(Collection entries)
* start *
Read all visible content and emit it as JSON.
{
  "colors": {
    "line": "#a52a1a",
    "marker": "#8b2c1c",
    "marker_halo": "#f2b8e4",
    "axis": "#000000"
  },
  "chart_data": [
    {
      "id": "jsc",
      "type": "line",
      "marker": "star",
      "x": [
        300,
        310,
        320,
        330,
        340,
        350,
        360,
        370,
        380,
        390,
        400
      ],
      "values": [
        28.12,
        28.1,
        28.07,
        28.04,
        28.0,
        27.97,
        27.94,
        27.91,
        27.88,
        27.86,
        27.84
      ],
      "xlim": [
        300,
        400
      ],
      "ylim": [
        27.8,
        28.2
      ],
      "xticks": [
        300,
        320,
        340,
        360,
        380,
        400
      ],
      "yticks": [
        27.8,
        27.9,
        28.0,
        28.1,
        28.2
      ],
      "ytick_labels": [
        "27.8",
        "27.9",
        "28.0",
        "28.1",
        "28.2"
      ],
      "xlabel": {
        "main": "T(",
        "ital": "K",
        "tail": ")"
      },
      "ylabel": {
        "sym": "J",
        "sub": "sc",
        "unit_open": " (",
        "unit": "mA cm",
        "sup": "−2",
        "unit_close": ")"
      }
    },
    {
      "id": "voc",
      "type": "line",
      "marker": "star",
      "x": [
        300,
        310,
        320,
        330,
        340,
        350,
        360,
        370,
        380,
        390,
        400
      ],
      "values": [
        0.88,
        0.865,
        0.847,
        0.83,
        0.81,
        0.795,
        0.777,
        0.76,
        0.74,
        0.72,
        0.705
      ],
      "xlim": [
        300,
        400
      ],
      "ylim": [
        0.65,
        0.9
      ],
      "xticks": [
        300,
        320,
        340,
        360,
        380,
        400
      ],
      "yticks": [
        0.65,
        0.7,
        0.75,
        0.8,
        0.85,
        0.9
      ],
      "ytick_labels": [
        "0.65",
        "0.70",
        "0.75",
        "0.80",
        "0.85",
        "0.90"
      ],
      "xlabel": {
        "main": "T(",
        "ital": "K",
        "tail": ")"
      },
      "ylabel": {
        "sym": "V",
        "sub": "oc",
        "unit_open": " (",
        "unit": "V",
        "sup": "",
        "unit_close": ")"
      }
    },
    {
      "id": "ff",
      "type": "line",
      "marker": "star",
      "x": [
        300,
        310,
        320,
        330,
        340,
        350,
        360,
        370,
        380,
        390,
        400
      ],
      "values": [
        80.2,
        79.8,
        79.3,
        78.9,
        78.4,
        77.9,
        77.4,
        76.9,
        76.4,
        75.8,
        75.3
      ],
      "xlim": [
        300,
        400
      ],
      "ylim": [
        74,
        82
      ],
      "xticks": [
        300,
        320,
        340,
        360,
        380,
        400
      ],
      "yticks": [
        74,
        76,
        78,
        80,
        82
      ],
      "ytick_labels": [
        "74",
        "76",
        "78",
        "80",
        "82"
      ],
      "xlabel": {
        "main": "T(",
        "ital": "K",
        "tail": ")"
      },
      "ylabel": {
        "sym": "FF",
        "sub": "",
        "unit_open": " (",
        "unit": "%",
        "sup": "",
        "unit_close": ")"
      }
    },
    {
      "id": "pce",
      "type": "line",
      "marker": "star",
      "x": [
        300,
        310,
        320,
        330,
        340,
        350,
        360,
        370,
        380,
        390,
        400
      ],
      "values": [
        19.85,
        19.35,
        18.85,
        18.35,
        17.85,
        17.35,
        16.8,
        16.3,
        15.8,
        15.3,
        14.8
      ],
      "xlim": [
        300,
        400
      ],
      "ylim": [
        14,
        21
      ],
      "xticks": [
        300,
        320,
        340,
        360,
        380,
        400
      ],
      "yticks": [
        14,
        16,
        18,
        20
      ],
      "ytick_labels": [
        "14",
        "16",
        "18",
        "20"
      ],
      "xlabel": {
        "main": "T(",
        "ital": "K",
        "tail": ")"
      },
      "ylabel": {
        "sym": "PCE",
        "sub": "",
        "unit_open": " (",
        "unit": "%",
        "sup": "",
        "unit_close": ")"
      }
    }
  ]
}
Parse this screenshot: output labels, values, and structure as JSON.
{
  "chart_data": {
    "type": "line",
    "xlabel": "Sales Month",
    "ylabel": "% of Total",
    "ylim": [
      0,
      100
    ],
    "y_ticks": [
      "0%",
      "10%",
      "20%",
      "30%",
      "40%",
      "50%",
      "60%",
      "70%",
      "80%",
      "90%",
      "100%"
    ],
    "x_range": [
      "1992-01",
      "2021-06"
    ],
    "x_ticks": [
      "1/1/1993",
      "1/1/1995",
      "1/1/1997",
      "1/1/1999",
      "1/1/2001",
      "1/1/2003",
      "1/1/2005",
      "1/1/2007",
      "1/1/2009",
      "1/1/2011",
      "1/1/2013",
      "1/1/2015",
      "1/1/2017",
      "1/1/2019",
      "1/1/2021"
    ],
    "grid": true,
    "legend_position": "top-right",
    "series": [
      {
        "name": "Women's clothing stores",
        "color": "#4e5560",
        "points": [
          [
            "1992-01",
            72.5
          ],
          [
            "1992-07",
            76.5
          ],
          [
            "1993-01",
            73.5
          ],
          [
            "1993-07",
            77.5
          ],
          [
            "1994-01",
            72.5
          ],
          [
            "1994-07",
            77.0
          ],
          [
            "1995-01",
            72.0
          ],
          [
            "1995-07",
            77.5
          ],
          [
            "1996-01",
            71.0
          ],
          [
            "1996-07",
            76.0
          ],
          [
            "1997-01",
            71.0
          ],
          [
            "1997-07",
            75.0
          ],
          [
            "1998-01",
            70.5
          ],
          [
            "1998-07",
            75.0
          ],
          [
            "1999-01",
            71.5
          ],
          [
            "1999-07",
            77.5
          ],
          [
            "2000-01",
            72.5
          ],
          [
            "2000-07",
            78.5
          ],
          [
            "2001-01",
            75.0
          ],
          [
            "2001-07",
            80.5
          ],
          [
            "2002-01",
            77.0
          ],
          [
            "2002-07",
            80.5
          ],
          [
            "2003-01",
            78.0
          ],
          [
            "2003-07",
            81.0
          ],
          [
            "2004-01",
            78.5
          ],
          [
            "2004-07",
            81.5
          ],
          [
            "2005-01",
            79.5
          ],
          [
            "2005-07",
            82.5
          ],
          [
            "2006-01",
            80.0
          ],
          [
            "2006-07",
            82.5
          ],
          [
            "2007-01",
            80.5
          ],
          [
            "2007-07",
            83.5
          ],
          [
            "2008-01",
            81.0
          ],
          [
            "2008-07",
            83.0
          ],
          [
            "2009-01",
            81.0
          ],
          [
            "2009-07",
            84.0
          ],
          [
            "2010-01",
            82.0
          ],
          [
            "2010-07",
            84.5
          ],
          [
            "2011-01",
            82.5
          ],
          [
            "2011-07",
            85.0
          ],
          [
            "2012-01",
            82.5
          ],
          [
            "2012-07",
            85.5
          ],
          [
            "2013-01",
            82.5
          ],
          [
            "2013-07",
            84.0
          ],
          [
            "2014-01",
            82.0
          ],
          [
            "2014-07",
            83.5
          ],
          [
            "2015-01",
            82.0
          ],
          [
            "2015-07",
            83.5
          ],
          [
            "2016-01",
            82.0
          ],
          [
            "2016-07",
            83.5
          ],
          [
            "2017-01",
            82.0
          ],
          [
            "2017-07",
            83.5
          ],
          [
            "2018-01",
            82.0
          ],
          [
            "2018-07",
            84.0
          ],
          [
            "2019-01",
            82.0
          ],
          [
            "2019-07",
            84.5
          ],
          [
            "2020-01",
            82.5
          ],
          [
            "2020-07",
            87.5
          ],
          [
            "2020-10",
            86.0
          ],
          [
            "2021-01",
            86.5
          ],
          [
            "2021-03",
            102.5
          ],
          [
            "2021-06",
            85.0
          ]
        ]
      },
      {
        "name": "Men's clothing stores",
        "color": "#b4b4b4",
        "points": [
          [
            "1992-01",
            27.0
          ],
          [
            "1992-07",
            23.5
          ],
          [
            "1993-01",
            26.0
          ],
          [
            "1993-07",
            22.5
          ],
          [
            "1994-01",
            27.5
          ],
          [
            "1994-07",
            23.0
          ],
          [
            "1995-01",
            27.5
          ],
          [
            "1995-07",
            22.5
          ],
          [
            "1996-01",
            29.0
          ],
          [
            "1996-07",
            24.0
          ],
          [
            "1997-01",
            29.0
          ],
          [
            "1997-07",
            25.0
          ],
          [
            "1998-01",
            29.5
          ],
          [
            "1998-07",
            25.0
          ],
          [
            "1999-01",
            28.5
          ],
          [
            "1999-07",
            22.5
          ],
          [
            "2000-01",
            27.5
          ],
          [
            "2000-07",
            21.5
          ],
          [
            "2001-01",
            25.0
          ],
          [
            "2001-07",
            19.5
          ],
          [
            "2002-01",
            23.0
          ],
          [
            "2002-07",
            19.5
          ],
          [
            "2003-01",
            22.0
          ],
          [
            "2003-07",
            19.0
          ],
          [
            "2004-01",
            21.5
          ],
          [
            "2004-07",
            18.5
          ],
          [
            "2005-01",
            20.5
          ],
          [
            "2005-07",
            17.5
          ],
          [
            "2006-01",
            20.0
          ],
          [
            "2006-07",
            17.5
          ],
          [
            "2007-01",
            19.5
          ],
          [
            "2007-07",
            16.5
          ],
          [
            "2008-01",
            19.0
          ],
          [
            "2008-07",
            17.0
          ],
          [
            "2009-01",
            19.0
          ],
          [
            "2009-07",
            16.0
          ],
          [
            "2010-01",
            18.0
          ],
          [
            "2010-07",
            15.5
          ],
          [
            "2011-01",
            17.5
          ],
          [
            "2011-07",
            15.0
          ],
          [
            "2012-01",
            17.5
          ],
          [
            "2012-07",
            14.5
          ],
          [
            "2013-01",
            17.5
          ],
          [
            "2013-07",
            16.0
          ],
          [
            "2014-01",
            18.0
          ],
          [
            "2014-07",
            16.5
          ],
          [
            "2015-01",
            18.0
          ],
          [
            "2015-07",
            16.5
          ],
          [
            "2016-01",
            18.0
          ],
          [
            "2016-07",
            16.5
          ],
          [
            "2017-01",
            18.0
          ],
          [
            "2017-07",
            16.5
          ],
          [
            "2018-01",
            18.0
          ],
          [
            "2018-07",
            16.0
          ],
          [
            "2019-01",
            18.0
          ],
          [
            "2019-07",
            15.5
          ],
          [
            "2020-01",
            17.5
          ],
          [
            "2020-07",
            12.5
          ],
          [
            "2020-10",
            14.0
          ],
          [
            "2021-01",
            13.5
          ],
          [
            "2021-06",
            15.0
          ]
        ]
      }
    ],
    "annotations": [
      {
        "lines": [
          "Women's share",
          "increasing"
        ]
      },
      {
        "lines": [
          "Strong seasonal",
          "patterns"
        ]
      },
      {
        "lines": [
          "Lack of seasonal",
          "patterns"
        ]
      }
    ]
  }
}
* end *
Copy out every line from the material above in which the word "stores" appears.

        "name": "Women's clothing stores",
        "name": "Men's clothing stores",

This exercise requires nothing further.